Extracted data entries

○ ○ ○ ○

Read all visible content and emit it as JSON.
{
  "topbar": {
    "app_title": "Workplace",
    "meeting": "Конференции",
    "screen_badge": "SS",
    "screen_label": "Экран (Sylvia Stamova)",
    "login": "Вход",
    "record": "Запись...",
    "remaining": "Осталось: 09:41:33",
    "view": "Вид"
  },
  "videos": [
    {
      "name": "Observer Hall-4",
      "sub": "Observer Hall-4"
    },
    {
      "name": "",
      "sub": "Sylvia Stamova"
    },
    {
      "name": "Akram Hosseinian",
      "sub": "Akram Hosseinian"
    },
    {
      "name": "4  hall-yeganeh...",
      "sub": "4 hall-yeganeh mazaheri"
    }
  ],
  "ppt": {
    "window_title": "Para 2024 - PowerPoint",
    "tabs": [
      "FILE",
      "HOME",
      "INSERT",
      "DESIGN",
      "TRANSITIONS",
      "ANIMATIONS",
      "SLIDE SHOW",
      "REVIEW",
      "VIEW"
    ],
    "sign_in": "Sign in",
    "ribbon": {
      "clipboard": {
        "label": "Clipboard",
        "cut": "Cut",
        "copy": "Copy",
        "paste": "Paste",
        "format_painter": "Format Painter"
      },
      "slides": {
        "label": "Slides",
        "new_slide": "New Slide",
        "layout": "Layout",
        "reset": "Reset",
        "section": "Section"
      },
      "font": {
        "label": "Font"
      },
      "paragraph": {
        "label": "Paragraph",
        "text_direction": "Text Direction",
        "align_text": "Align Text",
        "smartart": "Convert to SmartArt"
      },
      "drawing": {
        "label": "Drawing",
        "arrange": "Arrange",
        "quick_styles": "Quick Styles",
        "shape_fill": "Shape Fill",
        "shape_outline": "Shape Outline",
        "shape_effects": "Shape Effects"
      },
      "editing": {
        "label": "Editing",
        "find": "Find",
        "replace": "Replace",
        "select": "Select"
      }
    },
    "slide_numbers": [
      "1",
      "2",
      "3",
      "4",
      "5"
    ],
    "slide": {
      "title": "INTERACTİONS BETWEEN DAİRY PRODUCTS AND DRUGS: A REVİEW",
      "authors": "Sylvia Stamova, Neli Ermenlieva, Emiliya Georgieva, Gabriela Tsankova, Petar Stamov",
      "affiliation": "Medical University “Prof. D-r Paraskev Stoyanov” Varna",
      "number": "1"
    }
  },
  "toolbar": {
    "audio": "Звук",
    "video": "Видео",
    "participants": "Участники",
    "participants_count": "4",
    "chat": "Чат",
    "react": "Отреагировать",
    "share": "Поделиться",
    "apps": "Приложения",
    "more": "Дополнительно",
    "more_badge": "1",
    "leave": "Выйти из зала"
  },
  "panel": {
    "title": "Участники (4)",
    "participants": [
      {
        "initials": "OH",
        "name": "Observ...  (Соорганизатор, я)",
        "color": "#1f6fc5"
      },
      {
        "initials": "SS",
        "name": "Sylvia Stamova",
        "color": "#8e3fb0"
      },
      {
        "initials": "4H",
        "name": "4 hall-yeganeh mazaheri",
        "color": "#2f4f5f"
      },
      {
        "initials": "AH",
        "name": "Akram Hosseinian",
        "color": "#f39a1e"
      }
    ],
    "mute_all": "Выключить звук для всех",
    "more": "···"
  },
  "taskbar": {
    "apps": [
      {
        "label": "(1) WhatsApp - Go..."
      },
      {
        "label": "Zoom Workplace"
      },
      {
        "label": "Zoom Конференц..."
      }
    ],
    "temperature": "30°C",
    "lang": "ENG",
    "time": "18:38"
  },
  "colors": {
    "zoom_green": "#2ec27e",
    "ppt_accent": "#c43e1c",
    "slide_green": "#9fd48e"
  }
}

○ ○ ○ ○

Task objective.
Where a line above includes "Text", copy that line.

Answer to the task.
        "text_direction": "Text Direction",
        "align_text": "Align Text",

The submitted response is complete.